EXERCISE INSTRUCTIONS » Repeat every entry word for word, but leave the images out of your copy.

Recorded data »

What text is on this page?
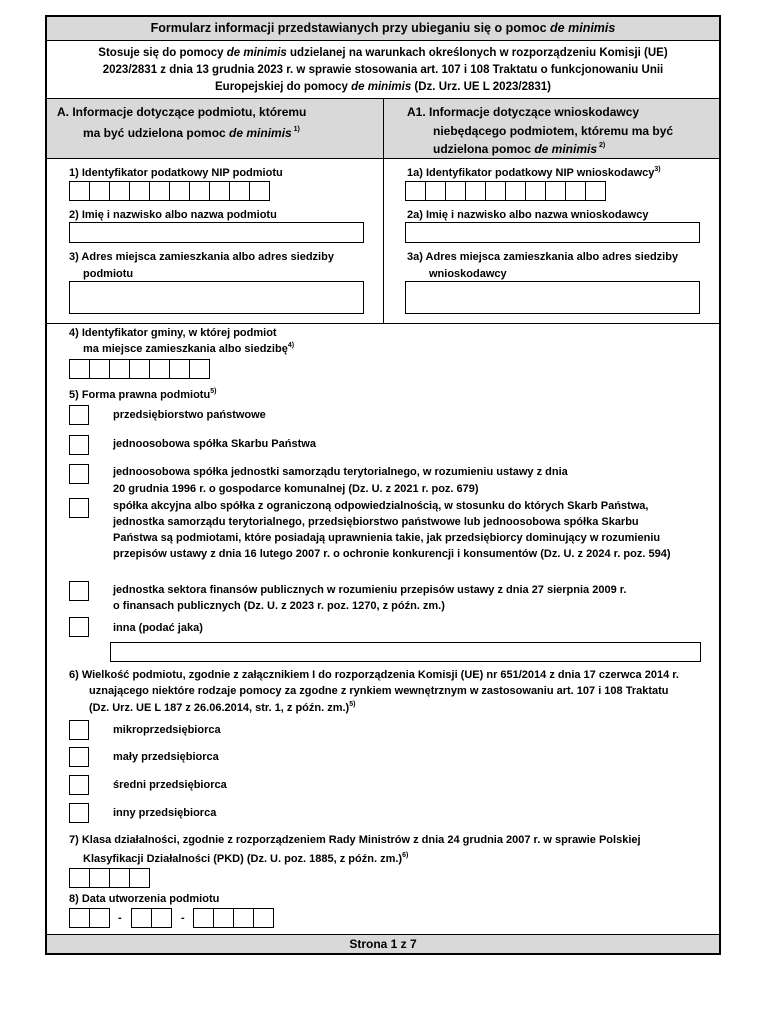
Formularz informacji przedstawianych przy ubieganiu się o pomoc de minimis
Stosuje się do pomocy de minimis udzielanej na warunkach określonych w rozporządzeniu Komisji (UE)
2023/2831 z dnia 13 grudnia 2023 r. w sprawie stosowania art. 107 i 108 Traktatu o funkcjonowaniu Unii
Europejskiej do pomocy de minimis (Dz. Urz. UE L 2023/2831)
A. Informacje dotyczące podmiotu, któremu
ma być udzielona pomoc de minimis $^{1)}$
A1. Informacje dotyczące wnioskodawcy
niebędącego podmiotem, któremu ma być
udzielona pomoc de minimis $^{2)}$
1) Identyfikator podatkowy NIP podmiotu	1a) Identyfikator podatkowy NIP wnioskodawcy$^{3)}$
2) Imię i nazwisko albo nazwa podmiotu	2a) Imię i nazwisko albo nazwa wnioskodawcy
3) Adres miejsca zamieszkania albo adres siedziby
podmiotu
3a) Adres miejsca zamieszkania albo adres siedziby
wnioskodawcy
4) Identyfikator gminy, w której podmiot
ma miejsce zamieszkania albo siedzibę$^{4)}$
5) Forma prawna podmiotu$^{5)}$
przedsiębiorstwo państwowe
jednoosobowa spółka Skarbu Państwa
jednoosobowa spółka jednostki samorządu terytorialnego, w rozumieniu ustawy z dnia
20 grudnia 1996 r. o gospodarce komunalnej (Dz. U. z 2021 r. poz. 679)
spółka akcyjna albo spółka z ograniczoną odpowiedzialnością, w stosunku do których Skarb Państwa,
jednostka samorządu terytorialnego, przedsiębiorstwo państwowe lub jednoosobowa spółka Skarbu
Państwa są podmiotami, które posiadają uprawnienia takie, jak przedsiębiorcy dominujący w rozumieniu
przepisów ustawy z dnia 16 lutego 2007 r. o ochronie konkurencji i konsumentów (Dz. U. z 2024 r. poz. 594)
jednostka sektora finansów publicznych w rozumieniu przepisów ustawy z dnia 27 sierpnia 2009 r.
o finansach publicznych (Dz. U. z 2023 r. poz. 1270, z późn. zm.)
inna (podać jaka)
6) Wielkość podmiotu, zgodnie z załącznikiem I do rozporządzenia Komisji (UE) nr 651/2014 z dnia 17 czerwca 2014 r.
uznającego niektóre rodzaje pomocy za zgodne z rynkiem wewnętrznym w zastosowaniu art. 107 i 108 Traktatu
(Dz. Urz. UE L 187 z 26.06.2014, str. 1, z późn. zm.)$^{5)}$
mikroprzedsiębiorca
mały przedsiębiorca
średni przedsiębiorca
inny przedsiębiorca
7) Klasa działalności, zgodnie z rozporządzeniem Rady Ministrów z dnia 24 grudnia 2007 r. w sprawie Polskiej
Klasyfikacji Działalności (PKD) (Dz. U. poz. 1885, z późn. zm.)$^{6)}$
8) Data utworzenia podmiotu
-	-
Strona 1 z 7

COMPLETE RESPONSE »
What text is on this page?
Formularz informacji przedstawianych przy ubieganiu się o pomoc de minimis
Stosuje się do pomocy de minimis udzielanej na warunkach określonych w rozporządzeniu Komisji (UE)
2023/2831 z dnia 13 grudnia 2023 r. w sprawie stosowania art. 107 i 108 Traktatu o funkcjonowaniu Unii
Europejskiej do pomocy de minimis (Dz. Urz. UE L 2023/2831)
A. Informacje dotyczące podmiotu, któremu
ma być udzielona pomoc de minimis $^{1)}$
A1. Informacje dotyczące wnioskodawcy
niebędącego podmiotem, któremu ma być
udzielona pomoc de minimis $^{2)}$
1) Identyfikator podatkowy NIP podmiotu	1a) Identyfikator podatkowy NIP wnioskodawcy$^{3)}$
2) Imię i nazwisko albo nazwa podmiotu	2a) Imię i nazwisko albo nazwa wnioskodawcy
3) Adres miejsca zamieszkania albo adres siedziby
podmiotu
3a) Adres miejsca zamieszkania albo adres siedziby
wnioskodawcy
4) Identyfikator gminy, w której podmiot
ma miejsce zamieszkania albo siedzibę$^{4)}$
5) Forma prawna podmiotu$^{5)}$
przedsiębiorstwo państwowe
jednoosobowa spółka Skarbu Państwa
jednoosobowa spółka jednostki samorządu terytorialnego, w rozumieniu ustawy z dnia
20 grudnia 1996 r. o gospodarce komunalnej (Dz. U. z 2021 r. poz. 679)
spółka akcyjna albo spółka z ograniczoną odpowiedzialnością, w stosunku do których Skarb Państwa,
jednostka samorządu terytorialnego, przedsiębiorstwo państwowe lub jednoosobowa spółka Skarbu
Państwa są podmiotami, które posiadają uprawnienia takie, jak przedsiębiorcy dominujący w rozumieniu
przepisów ustawy z dnia 16 lutego 2007 r. o ochronie konkurencji i konsumentów (Dz. U. z 2024 r. poz. 594)
jednostka sektora finansów publicznych w rozumieniu przepisów ustawy z dnia 27 sierpnia 2009 r.
o finansach publicznych (Dz. U. z 2023 r. poz. 1270, z późn. zm.)
inna (podać jaka)
6) Wielkość podmiotu, zgodnie z załącznikiem I do rozporządzenia Komisji (UE) nr 651/2014 z dnia 17 czerwca 2014 r.
uznającego niektóre rodzaje pomocy za zgodne z rynkiem wewnętrznym w zastosowaniu art. 107 i 108 Traktatu
(Dz. Urz. UE L 187 z 26.06.2014, str. 1, z późn. zm.)$^{5)}$
mikroprzedsiębiorca
mały przedsiębiorca
średni przedsiębiorca
inny przedsiębiorca
7) Klasa działalności, zgodnie z rozporządzeniem Rady Ministrów z dnia 24 grudnia 2007 r. w sprawie Polskiej
Klasyfikacji Działalności (PKD) (Dz. U. poz. 1885, z późn. zm.)$^{6)}$
8) Data utworzenia podmiotu
-	-
Strona 1 z 7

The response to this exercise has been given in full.